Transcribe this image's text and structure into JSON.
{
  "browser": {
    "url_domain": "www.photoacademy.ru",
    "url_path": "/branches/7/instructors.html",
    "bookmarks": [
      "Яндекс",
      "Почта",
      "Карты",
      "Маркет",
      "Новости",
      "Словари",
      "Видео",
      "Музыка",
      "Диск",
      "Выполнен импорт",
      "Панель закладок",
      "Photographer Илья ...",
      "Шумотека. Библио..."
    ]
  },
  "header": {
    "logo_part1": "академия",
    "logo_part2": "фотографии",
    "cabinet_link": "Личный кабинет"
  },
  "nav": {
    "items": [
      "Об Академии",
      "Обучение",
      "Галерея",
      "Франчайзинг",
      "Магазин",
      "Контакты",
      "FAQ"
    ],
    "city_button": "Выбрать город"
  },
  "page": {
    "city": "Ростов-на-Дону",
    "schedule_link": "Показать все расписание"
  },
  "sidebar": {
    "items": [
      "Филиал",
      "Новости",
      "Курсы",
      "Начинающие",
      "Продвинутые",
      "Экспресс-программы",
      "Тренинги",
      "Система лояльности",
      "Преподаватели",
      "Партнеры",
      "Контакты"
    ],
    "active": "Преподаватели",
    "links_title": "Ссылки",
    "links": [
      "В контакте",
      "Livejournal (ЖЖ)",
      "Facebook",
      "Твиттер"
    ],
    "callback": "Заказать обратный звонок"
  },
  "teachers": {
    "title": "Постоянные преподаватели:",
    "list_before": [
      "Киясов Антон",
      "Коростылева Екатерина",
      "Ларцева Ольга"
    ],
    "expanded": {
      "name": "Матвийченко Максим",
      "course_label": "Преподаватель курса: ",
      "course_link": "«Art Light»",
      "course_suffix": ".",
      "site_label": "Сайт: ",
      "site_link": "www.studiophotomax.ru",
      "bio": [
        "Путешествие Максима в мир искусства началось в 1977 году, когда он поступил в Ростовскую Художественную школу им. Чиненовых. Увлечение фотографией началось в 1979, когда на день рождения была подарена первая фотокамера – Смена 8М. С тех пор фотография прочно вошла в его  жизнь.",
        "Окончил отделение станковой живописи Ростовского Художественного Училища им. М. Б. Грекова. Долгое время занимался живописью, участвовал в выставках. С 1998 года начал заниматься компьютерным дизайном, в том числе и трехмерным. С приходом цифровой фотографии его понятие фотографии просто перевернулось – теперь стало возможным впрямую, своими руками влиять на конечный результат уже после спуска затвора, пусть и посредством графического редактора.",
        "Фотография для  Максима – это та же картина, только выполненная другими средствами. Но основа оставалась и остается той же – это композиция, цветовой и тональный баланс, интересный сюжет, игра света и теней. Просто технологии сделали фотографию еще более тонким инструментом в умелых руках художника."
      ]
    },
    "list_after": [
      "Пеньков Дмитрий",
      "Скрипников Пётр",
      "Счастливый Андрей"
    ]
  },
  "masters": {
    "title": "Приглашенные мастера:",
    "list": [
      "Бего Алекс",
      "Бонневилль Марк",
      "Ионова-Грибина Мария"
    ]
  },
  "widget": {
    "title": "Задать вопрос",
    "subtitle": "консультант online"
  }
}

***

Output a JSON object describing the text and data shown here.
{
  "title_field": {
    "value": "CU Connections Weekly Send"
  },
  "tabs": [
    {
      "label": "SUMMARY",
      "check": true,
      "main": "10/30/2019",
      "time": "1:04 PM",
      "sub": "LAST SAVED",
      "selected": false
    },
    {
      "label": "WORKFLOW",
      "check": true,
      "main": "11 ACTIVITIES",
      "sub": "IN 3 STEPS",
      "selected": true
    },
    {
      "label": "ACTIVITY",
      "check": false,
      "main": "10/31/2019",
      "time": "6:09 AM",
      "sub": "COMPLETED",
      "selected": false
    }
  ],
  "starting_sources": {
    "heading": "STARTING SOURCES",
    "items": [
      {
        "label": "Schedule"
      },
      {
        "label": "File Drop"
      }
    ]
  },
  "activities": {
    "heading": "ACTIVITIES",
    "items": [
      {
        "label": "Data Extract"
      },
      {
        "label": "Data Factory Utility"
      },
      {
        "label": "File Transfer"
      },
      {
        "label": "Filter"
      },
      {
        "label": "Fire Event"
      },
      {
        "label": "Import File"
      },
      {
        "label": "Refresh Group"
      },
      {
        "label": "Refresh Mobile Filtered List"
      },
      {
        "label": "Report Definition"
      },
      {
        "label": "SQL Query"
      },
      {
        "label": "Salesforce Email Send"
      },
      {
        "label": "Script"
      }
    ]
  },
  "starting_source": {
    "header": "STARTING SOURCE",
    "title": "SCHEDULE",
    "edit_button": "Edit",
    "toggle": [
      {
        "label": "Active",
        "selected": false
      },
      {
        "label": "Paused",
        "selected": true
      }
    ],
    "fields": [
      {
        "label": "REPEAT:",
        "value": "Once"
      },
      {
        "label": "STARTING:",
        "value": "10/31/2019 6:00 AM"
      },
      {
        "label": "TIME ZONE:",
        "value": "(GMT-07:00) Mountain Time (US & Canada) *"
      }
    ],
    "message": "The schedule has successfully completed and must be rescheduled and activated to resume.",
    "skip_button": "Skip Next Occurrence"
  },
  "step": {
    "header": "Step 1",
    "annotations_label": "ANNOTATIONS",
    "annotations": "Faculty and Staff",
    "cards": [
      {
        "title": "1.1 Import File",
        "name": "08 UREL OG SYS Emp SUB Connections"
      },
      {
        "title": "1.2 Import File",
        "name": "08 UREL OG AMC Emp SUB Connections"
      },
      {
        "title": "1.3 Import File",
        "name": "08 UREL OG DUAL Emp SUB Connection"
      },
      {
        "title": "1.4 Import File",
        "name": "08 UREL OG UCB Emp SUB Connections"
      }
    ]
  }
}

***

What is needed
Show every line from the entries above in which "value" appears.

The solution
    "value": "CU Connections Weekly Send"
        "value": "Once"
        "value": "10/31/2019 6:00 AM"
        "value": "(GMT-07:00) Mountain Time (US & Canada) *"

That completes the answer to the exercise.